═════ Provided records ═════

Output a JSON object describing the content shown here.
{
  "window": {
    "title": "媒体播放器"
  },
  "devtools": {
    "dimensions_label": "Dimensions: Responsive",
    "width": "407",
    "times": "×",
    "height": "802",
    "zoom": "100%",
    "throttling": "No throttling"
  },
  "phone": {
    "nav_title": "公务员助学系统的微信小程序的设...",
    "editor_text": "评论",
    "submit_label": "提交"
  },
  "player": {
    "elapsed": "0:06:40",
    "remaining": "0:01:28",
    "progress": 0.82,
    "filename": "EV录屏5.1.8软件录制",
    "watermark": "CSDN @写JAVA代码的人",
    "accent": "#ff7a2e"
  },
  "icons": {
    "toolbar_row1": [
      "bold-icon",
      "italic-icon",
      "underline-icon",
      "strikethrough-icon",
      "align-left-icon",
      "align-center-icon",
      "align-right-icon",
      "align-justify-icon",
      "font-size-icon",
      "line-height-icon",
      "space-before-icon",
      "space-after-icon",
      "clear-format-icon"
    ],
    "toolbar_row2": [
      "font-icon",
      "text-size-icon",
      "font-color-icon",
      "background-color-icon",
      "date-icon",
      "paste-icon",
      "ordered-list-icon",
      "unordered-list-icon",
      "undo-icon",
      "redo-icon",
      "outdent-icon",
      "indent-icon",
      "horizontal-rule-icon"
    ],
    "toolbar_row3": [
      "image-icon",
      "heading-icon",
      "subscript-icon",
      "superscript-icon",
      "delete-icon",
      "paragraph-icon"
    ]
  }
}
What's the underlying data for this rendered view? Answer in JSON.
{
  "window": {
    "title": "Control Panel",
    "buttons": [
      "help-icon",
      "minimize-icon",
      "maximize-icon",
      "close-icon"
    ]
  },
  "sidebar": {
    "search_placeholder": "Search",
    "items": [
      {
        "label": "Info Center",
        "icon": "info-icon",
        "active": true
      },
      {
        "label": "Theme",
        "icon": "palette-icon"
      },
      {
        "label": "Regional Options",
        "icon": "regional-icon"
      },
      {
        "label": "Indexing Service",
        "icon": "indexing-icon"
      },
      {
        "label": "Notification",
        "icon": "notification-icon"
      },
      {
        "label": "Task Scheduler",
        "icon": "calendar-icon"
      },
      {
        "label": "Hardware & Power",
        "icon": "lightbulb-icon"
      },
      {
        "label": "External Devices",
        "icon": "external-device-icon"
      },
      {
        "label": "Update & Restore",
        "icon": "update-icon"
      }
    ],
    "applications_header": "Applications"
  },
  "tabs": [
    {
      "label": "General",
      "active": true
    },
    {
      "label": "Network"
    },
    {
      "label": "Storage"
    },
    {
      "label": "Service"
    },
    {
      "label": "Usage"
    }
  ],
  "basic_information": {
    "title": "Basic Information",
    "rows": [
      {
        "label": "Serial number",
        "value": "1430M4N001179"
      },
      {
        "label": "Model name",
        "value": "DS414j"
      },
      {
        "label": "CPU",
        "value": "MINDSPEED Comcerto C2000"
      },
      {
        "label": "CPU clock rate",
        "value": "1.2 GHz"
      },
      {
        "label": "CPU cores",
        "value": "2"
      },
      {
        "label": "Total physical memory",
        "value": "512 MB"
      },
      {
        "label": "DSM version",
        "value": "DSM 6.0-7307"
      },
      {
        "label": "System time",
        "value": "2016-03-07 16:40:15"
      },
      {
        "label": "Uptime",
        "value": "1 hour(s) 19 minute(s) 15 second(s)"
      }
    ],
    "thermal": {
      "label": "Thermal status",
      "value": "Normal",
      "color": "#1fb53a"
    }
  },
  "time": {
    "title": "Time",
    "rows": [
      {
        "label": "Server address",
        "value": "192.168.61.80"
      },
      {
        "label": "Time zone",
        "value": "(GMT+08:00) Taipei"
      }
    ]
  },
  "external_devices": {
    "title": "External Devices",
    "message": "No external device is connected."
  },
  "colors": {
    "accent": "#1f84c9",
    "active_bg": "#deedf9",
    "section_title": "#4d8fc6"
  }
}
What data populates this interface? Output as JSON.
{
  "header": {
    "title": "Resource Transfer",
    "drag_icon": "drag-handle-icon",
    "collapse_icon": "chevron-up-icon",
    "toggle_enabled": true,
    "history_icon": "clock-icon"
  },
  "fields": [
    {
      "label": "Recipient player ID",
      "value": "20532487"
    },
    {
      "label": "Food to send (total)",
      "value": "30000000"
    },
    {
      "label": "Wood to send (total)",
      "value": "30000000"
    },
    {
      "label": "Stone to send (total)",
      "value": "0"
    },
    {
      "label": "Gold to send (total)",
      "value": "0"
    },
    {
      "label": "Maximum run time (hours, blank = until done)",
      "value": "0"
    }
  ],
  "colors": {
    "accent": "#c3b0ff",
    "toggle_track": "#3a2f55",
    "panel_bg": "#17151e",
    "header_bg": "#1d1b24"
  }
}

═════

→ **Task brief**
Reproduce each entry exactly, leaving out nothing.

→ **Exercise solution**
Output a JSON object describing the content shown here.
{
  "window": {
    "title": "媒体播放器"
  },
  "devtools": {
    "dimensions_label": "Dimensions: Responsive",
    "width": "407",
    "times": "×",
    "height": "802",
    "zoom": "100%",
    "throttling": "No throttling"
  },
  "phone": {
    "nav_title": "公务员助学系统的微信小程序的设...",
    "editor_text": "评论",
    "submit_label": "提交"
  },
  "player": {
    "elapsed": "0:06:40",
    "remaining": "0:01:28",
    "progress": 0.82,
    "filename": "EV录屏5.1.8软件录制",
    "watermark": "CSDN @写JAVA代码的人",
    "accent": "#ff7a2e"
  },
  "icons": {
    "toolbar_row1": [
      "bold-icon",
      "italic-icon",
      "underline-icon",
      "strikethrough-icon",
      "align-left-icon",
      "align-center-icon",
      "align-right-icon",
      "align-justify-icon",
      "font-size-icon",
      "line-height-icon",
      "space-before-icon",
      "space-after-icon",
      "clear-format-icon"
    ],
    "toolbar_row2": [
      "font-icon",
      "text-size-icon",
      "font-color-icon",
      "background-color-icon",
      "date-icon",
      "paste-icon",
      "ordered-list-icon",
      "unordered-list-icon",
      "undo-icon",
      "redo-icon",
      "outdent-icon",
      "indent-icon",
      "horizontal-rule-icon"
    ],
    "toolbar_row3": [
      "image-icon",
      "heading-icon",
      "subscript-icon",
      "superscript-icon",
      "delete-icon",
      "paragraph-icon"
    ]
  }
}
What's the underlying data for this rendered view? Answer in JSON.
{
  "window": {
    "title": "Control Panel",
    "buttons": [
      "help-icon",
      "minimize-icon",
      "maximize-icon",
      "close-icon"
    ]
  },
  "sidebar": {
    "search_placeholder": "Search",
    "items": [
      {
        "label": "Info Center",
        "icon": "info-icon",
        "active": true
      },
      {
        "label": "Theme",
        "icon": "palette-icon"
      },
      {
        "label": "Regional Options",
        "icon": "regional-icon"
      },
      {
        "label": "Indexing Service",
        "icon": "indexing-icon"
      },
      {
        "label": "Notification",
        "icon": "notification-icon"
      },
      {
        "label": "Task Scheduler",
        "icon": "calendar-icon"
      },
      {
        "label": "Hardware & Power",
        "icon": "lightbulb-icon"
      },
      {
        "label": "External Devices",
        "icon": "external-device-icon"
      },
      {
        "label": "Update & Restore",
        "icon": "update-icon"
      }
    ],
    "applications_header": "Applications"
  },
  "tabs": [
    {
      "label": "General",
      "active": true
    },
    {
      "label": "Network"
    },
    {
      "label": "Storage"
    },
    {
      "label": "Service"
    },
    {
      "label": "Usage"
    }
  ],
  "basic_information": {
    "title": "Basic Information",
    "rows": [
      {
        "label": "Serial number",
        "value": "1430M4N001179"
      },
      {
        "label": "Model name",
        "value": "DS414j"
      },
      {
        "label": "CPU",
        "value": "MINDSPEED Comcerto C2000"
      },
      {
        "label": "CPU clock rate",
        "value": "1.2 GHz"
      },
      {
        "label": "CPU cores",
        "value": "2"
      },
      {
        "label": "Total physical memory",
        "value": "512 MB"
      },
      {
        "label": "DSM version",
        "value": "DSM 6.0-7307"
      },
      {
        "label": "System time",
        "value": "2016-03-07 16:40:15"
      },
      {
        "label": "Uptime",
        "value": "1 hour(s) 19 minute(s) 15 second(s)"
      }
    ],
    "thermal": {
      "label": "Thermal status",
      "value": "Normal",
      "color": "#1fb53a"
    }
  },
  "time": {
    "title": "Time",
    "rows": [
      {
        "label": "Server address",
        "value": "192.168.61.80"
      },
      {
        "label": "Time zone",
        "value": "(GMT+08:00) Taipei"
      }
    ]
  },
  "external_devices": {
    "title": "External Devices",
    "message": "No external device is connected."
  },
  "colors": {
    "accent": "#1f84c9",
    "active_bg": "#deedf9",
    "section_title": "#4d8fc6"
  }
}
What data populates this interface? Output as JSON.
{
  "header": {
    "title": "Resource Transfer",
    "drag_icon": "drag-handle-icon",
    "collapse_icon": "chevron-up-icon",
    "toggle_enabled": true,
    "history_icon": "clock-icon"
  },
  "fields": [
    {
      "label": "Recipient player ID",
      "value": "20532487"
    },
    {
      "label": "Food to send (total)",
      "value": "30000000"
    },
    {
      "label": "Wood to send (total)",
      "value": "30000000"
    },
    {
      "label": "Stone to send (total)",
      "value": "0"
    },
    {
      "label": "Gold to send (total)",
      "value": "0"
    },
    {
      "label": "Maximum run time (hours, blank = until done)",
      "value": "0"
    }
  ],
  "colors": {
    "accent": "#c3b0ff",
    "toggle_track": "#3a2f55",
    "panel_bg": "#17151e",
    "header_bg": "#1d1b24"
  }
}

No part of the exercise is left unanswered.